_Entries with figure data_
===

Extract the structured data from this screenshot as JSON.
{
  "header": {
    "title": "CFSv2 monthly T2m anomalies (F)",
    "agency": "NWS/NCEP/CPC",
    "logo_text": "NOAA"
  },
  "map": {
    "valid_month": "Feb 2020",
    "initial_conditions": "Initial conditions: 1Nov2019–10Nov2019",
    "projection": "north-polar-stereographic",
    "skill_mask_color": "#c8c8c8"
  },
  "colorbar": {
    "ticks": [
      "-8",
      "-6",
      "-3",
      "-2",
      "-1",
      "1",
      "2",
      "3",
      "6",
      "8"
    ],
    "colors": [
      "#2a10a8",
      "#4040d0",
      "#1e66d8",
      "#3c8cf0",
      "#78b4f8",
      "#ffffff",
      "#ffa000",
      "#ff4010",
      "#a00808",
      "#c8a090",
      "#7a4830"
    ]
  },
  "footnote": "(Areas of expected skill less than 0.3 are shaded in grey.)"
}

===

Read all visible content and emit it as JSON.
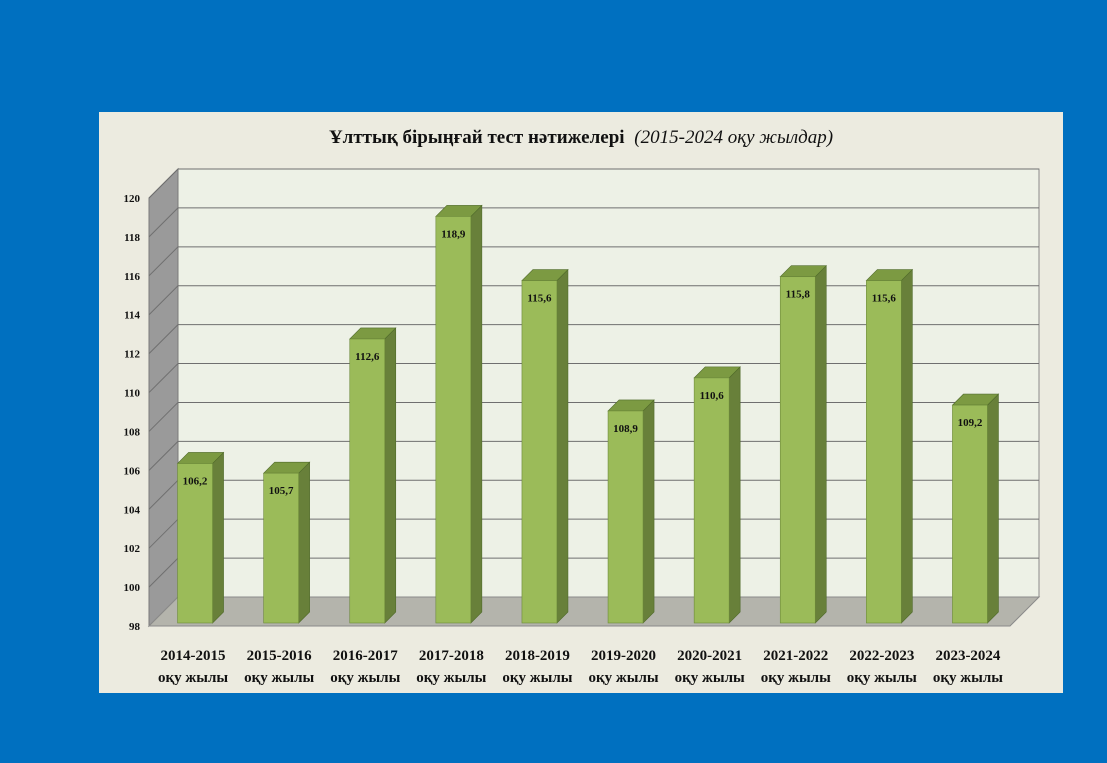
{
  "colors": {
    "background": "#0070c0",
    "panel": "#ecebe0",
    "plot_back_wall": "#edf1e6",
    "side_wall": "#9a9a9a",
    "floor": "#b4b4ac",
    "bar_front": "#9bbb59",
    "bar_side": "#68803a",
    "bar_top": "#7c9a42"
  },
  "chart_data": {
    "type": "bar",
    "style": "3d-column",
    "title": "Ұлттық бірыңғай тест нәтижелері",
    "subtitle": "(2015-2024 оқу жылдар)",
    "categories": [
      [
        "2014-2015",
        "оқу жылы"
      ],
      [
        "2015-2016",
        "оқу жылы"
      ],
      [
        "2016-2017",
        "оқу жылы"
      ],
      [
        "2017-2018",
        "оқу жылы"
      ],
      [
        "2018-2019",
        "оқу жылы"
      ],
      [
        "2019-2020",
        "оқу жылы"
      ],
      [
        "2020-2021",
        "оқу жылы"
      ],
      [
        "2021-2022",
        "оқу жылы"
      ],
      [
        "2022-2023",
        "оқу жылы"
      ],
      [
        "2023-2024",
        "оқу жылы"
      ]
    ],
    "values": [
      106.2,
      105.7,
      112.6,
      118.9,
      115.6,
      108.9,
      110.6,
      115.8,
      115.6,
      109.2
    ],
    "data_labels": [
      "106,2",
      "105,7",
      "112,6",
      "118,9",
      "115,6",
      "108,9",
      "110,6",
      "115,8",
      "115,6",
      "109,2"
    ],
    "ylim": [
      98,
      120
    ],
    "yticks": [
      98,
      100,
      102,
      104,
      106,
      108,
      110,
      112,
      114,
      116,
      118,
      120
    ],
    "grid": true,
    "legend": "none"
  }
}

===

_What is asked_
Say how many lines above hold the word "JSON", giving only the count.

_Finished exercise_
2